Source records

━━━━━━━━━━━━━━━━━━━━

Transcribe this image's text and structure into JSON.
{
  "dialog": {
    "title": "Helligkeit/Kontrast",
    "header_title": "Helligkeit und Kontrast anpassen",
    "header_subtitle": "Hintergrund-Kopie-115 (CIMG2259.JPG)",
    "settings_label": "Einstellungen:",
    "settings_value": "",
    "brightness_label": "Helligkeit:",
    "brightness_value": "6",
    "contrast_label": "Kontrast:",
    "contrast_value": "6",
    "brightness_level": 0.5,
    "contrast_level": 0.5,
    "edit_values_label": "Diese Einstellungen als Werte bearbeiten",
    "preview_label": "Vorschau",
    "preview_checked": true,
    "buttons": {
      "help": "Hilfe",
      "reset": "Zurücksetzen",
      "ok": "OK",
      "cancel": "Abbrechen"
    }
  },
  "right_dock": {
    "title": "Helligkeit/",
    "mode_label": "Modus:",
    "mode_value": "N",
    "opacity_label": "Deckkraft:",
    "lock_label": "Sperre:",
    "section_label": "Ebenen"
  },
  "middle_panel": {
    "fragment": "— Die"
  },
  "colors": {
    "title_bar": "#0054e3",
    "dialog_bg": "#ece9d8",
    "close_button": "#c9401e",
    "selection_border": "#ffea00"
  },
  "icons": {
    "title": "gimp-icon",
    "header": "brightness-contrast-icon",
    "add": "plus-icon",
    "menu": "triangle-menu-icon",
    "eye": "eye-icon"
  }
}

━━━━━━━━━━━━━━━━━━━━

_Problem description_: Reproduce all of the material above word for word.

_Correct output_:
Transcribe this image's text and structure into JSON.
{
  "dialog": {
    "title": "Helligkeit/Kontrast",
    "header_title": "Helligkeit und Kontrast anpassen",
    "header_subtitle": "Hintergrund-Kopie-115 (CIMG2259.JPG)",
    "settings_label": "Einstellungen:",
    "settings_value": "",
    "brightness_label": "Helligkeit:",
    "brightness_value": "6",
    "contrast_label": "Kontrast:",
    "contrast_value": "6",
    "brightness_level": 0.5,
    "contrast_level": 0.5,
    "edit_values_label": "Diese Einstellungen als Werte bearbeiten",
    "preview_label": "Vorschau",
    "preview_checked": true,
    "buttons": {
      "help": "Hilfe",
      "reset": "Zurücksetzen",
      "ok": "OK",
      "cancel": "Abbrechen"
    }
  },
  "right_dock": {
    "title": "Helligkeit/",
    "mode_label": "Modus:",
    "mode_value": "N",
    "opacity_label": "Deckkraft:",
    "lock_label": "Sperre:",
    "section_label": "Ebenen"
  },
  "middle_panel": {
    "fragment": "— Die"
  },
  "colors": {
    "title_bar": "#0054e3",
    "dialog_bg": "#ece9d8",
    "close_button": "#c9401e",
    "selection_border": "#ffea00"
  },
  "icons": {
    "title": "gimp-icon",
    "header": "brightness-contrast-icon",
    "add": "plus-icon",
    "menu": "triangle-menu-icon",
    "eye": "eye-icon"
  }
}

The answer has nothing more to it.